[Rows from a dataset]
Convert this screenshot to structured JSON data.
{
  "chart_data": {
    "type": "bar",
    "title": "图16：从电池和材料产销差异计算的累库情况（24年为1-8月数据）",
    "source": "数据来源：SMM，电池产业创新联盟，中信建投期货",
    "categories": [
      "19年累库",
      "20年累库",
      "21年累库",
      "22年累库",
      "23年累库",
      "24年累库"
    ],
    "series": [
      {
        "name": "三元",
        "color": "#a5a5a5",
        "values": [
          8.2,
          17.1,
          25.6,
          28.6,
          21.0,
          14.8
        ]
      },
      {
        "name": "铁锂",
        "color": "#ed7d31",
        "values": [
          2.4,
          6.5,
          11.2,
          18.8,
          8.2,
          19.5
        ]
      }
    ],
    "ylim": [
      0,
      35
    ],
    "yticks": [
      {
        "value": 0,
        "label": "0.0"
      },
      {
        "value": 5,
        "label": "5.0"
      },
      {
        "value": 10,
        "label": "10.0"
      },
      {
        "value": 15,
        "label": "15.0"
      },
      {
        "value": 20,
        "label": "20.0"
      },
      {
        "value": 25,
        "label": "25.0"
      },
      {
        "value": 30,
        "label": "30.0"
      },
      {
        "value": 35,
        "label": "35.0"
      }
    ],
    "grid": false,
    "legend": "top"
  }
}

» Problem description: Show all lines from the records above where the word "label" occurs.

» Full answer:
        "label": "0.0"
        "label": "5.0"
        "label": "10.0"
        "label": "15.0"
        "label": "20.0"
        "label": "25.0"
        "label": "30.0"
        "label": "35.0"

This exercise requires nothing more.